>> Start

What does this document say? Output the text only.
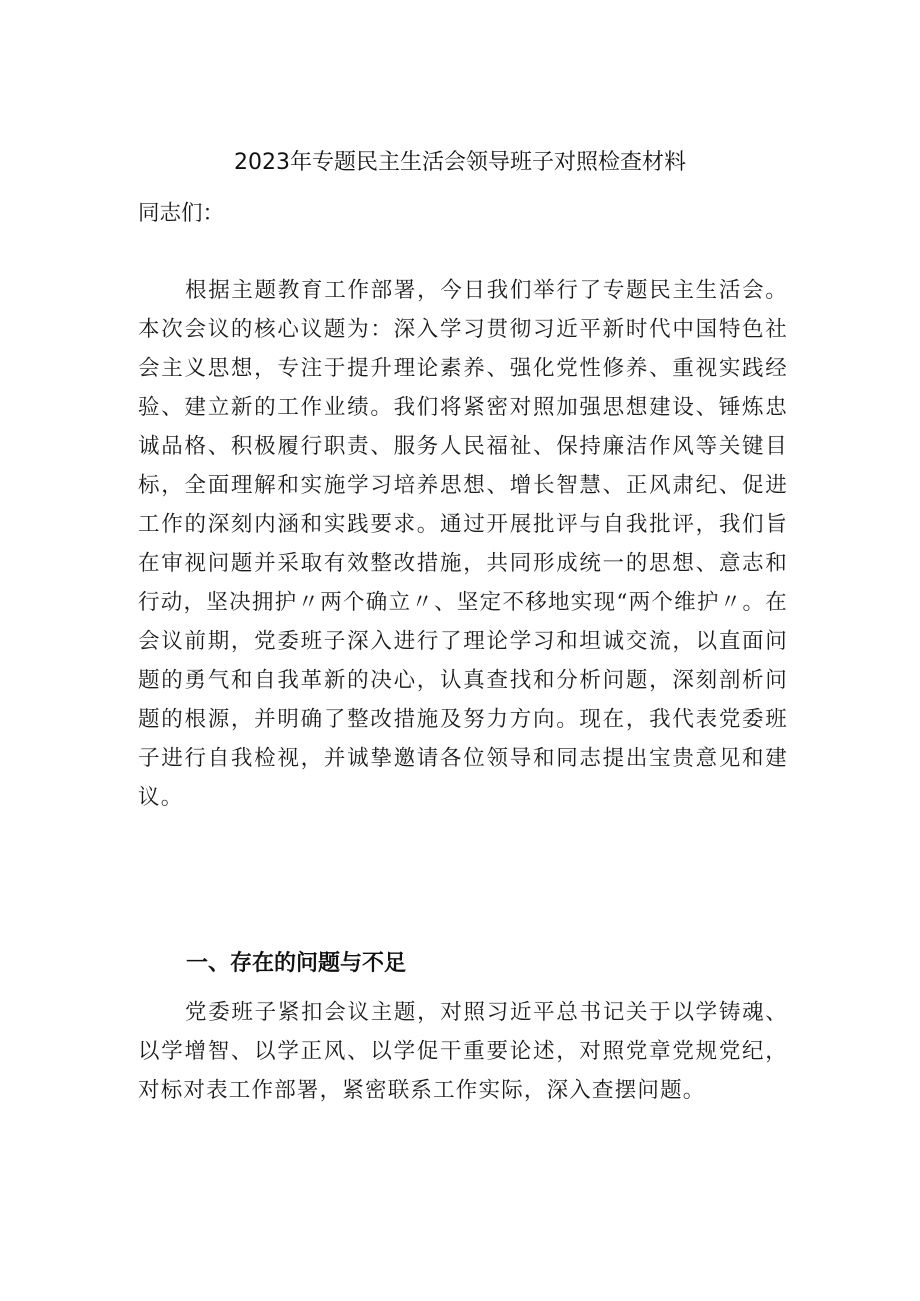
2023年专题民主生活会领导班子对照检查材料

同志们：

根据主题教育工作部署，今日我们举行了专题民主生活会。本次会议的核心议题为：深入学习贯彻习近平新时代中国特色社会主义思想，专注于提升理论素养、强化党性修养、重视实践经验、建立新的工作业绩。我们将紧密对照加强思想建设、锤炼忠诚品格、积极履行职责、服务人民福祉、保持廉洁作风等关键目标，全面理解和实施学习培养思想、增长智慧、正风肃纪、促进工作的深刻内涵和实践要求。通过开展批评与自我批评，我们旨在审视问题并采取有效整改措施，共同形成统一的思想、意志和行动，坚决拥护〃两个确立〃、坚定不移地实现“两个维护〃。在会议前期，党委班子深入进行了理论学习和坦诚交流，以直面问题的勇气和自我革新的决心，认真查找和分析问题，深刻剖析问题的根源，并明确了整改措施及努力方向。现在，我代表党委班子进行自我检视，并诚挚邀请各位领导和同志提出宝贵意见和建议。

一、存在的问题与不足

党委班子紧扣会议主题，对照习近平总书记关于以学铸魂、以学增智、以学正风、以学促干重要论述，对照党章党规党纪，对标对表工作部署，紧密联系工作实际，深入查摆问题。
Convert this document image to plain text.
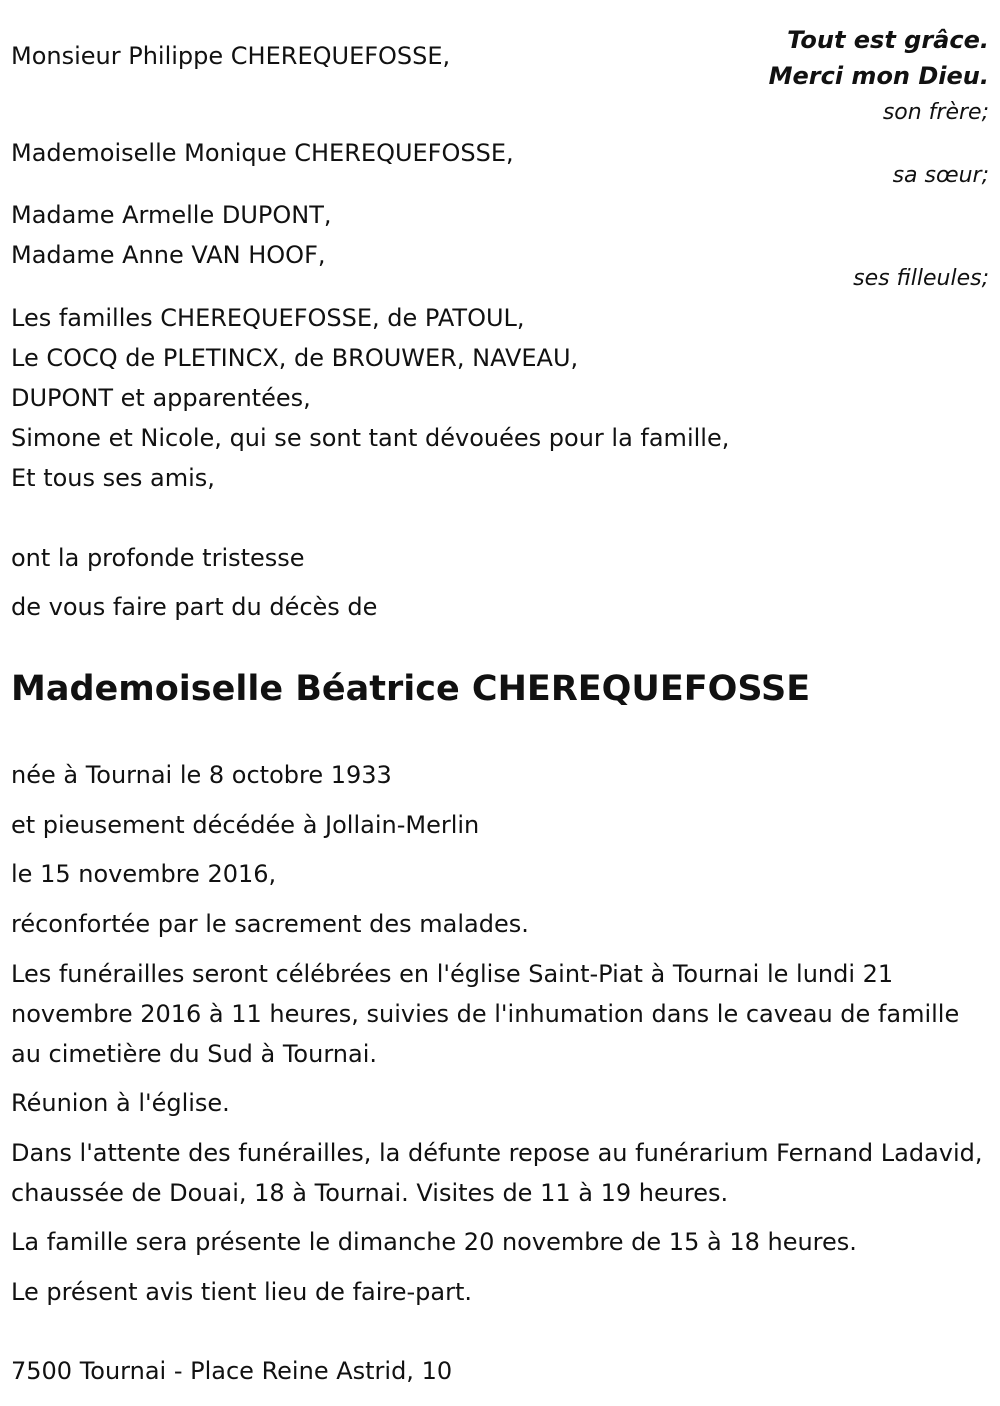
Tout est grâce.
Merci mon Dieu.
son frère;
sa sœur;
ses filleules;
Monsieur Philippe CHEREQUEFOSSE,
Mademoiselle Monique CHEREQUEFOSSE,
Madame Armelle DUPONT,
Madame Anne VAN HOOF,
Les familles CHEREQUEFOSSE, de PATOUL,
Le COCQ de PLETINCX, de BROUWER, NAVEAU,
DUPONT et apparentées,
Simone et Nicole, qui se sont tant dévouées pour la famille,
Et tous ses amis,
ont la profonde tristesse
de vous faire part du décès de
Mademoiselle Béatrice CHEREQUEFOSSE
née à Tournai le 8 octobre 1933
et pieusement décédée à Jollain-Merlin
le 15 novembre 2016,
réconfortée par le sacrement des malades.
Les funérailles seront célébrées en l'église Saint-Piat à Tournai le lundi 21 novembre 2016 à 11 heures, suivies de l'inhumation dans le caveau de famille au cimetière du Sud à Tournai.
Réunion à l'église.
Dans l'attente des funérailles, la défunte repose au funérarium Fernand Ladavid, chaussée de Douai, 18 à Tournai. Visites de 11 à 19 heures.
La famille sera présente le dimanche 20 novembre de 15 à 18 heures.
Le présent avis tient lieu de faire-part.
7500 Tournai - Place Reine Astrid, 10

>> End

→ Exercise:
In the listing above, find the lines holding the word "Mademoiselle" and copy them.

→ Solution to this problem:
Mademoiselle Monique CHEREQUEFOSSE,
Mademoiselle Béatrice CHEREQUEFOSSE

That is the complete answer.